The task:
Where a line contains the string "name", copy that line.

··· Information shown ···

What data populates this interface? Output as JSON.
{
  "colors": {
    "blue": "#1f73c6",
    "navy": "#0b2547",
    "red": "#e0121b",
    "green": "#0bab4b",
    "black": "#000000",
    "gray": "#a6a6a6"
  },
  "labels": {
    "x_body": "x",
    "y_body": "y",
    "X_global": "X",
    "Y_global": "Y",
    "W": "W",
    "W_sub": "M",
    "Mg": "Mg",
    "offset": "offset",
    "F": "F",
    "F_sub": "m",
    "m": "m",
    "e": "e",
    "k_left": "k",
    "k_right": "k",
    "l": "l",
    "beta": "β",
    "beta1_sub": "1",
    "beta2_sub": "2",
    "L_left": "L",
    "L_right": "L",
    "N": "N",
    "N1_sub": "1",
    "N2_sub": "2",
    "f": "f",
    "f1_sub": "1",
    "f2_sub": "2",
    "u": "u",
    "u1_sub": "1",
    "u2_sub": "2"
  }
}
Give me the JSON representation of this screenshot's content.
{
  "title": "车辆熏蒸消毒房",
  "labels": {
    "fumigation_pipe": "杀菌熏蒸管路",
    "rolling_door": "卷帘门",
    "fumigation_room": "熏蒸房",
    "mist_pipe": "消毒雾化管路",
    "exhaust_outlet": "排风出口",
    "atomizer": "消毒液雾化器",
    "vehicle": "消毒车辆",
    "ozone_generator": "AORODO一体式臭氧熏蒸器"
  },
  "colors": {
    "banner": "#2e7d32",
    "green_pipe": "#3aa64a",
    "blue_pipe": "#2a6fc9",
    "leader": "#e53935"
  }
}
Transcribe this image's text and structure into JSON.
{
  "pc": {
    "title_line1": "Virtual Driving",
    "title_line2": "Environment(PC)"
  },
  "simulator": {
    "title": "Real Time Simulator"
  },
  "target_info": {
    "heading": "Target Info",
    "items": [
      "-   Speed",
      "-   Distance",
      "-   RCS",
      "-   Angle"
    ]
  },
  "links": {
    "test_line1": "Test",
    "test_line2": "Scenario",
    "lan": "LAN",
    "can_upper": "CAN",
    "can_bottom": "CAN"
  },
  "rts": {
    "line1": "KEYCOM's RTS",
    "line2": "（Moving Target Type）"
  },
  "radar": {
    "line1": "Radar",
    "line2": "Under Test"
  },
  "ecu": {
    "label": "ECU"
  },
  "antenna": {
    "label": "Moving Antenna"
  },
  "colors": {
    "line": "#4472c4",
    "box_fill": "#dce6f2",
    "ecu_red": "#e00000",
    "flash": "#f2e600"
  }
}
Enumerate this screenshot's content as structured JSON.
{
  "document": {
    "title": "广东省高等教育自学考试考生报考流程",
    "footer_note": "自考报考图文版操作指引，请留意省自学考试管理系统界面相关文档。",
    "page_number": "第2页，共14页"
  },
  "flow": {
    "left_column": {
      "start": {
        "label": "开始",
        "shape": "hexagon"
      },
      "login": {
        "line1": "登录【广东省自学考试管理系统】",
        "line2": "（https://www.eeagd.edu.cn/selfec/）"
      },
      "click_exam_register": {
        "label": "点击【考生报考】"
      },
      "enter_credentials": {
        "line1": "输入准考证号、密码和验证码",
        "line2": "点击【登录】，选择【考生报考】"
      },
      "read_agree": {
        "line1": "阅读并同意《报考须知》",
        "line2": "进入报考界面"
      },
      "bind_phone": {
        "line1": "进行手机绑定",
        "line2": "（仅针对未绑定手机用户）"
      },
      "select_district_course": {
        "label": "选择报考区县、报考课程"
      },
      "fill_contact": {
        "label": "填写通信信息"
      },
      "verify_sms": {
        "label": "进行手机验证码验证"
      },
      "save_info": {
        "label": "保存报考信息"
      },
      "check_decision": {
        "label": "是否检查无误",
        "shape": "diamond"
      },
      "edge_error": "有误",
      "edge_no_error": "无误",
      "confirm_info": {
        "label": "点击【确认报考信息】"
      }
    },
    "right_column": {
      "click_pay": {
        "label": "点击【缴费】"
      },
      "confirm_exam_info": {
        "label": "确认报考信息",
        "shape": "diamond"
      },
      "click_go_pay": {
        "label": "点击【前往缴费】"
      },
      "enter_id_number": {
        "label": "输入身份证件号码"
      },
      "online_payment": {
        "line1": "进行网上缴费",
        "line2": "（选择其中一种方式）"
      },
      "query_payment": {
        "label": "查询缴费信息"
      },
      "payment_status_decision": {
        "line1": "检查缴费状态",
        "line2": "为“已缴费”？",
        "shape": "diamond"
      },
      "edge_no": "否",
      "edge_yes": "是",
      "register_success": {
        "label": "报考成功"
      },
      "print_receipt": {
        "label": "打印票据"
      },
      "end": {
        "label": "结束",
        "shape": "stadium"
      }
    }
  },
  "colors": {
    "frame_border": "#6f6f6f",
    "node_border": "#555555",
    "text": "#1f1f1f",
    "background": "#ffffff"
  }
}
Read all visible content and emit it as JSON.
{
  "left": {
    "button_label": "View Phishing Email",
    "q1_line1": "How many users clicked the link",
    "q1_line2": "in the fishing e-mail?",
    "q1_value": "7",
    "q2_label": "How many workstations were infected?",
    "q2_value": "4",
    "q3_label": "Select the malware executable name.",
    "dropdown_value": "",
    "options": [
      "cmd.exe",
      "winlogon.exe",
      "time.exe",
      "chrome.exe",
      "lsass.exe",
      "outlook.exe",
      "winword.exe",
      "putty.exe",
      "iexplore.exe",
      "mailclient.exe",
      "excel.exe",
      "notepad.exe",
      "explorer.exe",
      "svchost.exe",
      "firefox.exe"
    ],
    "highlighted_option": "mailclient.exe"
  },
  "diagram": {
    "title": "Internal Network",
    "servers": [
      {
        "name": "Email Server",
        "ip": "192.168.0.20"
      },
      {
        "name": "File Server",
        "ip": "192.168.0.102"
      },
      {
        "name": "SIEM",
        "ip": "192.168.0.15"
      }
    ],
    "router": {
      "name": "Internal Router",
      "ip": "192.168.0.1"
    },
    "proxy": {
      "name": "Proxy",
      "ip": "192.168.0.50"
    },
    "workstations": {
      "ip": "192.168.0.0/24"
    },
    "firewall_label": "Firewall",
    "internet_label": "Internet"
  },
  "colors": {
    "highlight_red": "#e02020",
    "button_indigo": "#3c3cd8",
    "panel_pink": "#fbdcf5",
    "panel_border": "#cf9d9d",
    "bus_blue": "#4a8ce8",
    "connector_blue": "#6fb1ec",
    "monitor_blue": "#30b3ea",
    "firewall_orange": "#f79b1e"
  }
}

···

Exercise response:
    "q3_label": "Select the malware executable name.",
        "name": "Email Server",
        "name": "File Server",
        "name": "SIEM",
      "name": "Internal Router",
      "name": "Proxy",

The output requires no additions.